### EXERCISE INSTRUCTIONS
Filter the records below down to lines containing "this".

### RECORDS PROVIDED
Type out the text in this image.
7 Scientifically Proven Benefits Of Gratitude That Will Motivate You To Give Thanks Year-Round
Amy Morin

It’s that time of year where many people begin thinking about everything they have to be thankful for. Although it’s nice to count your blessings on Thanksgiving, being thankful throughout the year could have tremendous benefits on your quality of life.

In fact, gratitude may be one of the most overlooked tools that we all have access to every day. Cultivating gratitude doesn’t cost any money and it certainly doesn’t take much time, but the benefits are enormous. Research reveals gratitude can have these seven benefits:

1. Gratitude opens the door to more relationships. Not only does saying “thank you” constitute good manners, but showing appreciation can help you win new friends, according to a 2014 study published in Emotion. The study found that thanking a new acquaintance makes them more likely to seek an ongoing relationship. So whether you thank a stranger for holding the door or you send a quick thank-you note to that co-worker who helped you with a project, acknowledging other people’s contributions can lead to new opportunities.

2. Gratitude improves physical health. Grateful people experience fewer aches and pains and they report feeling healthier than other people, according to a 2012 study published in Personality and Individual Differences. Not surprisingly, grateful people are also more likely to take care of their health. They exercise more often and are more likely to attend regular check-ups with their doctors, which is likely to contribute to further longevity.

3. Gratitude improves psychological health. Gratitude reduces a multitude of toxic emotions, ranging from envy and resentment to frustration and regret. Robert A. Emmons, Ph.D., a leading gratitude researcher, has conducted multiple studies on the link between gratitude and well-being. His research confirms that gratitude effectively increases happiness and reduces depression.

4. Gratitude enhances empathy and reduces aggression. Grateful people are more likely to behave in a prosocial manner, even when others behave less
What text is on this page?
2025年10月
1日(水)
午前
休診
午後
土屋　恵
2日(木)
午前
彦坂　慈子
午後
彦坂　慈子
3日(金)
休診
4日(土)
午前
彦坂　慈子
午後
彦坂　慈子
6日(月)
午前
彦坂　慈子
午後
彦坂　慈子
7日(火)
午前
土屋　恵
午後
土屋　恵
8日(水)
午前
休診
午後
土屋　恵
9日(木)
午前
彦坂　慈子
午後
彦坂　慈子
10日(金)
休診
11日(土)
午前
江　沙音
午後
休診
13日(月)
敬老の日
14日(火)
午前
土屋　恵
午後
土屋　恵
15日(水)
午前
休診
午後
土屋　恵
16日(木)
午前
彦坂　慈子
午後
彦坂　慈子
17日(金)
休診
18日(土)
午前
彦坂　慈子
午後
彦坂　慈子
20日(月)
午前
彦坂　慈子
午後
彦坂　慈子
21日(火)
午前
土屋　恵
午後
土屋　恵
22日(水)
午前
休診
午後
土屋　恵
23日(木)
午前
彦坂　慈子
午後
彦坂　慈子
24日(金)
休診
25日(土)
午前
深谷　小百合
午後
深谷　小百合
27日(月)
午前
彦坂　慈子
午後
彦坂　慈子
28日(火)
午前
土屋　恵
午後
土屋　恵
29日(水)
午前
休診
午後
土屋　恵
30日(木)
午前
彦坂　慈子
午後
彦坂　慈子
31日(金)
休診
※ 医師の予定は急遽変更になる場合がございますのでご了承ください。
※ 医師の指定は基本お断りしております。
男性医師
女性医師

### RESPONSE
Type out the text in this image.
What text is on this page?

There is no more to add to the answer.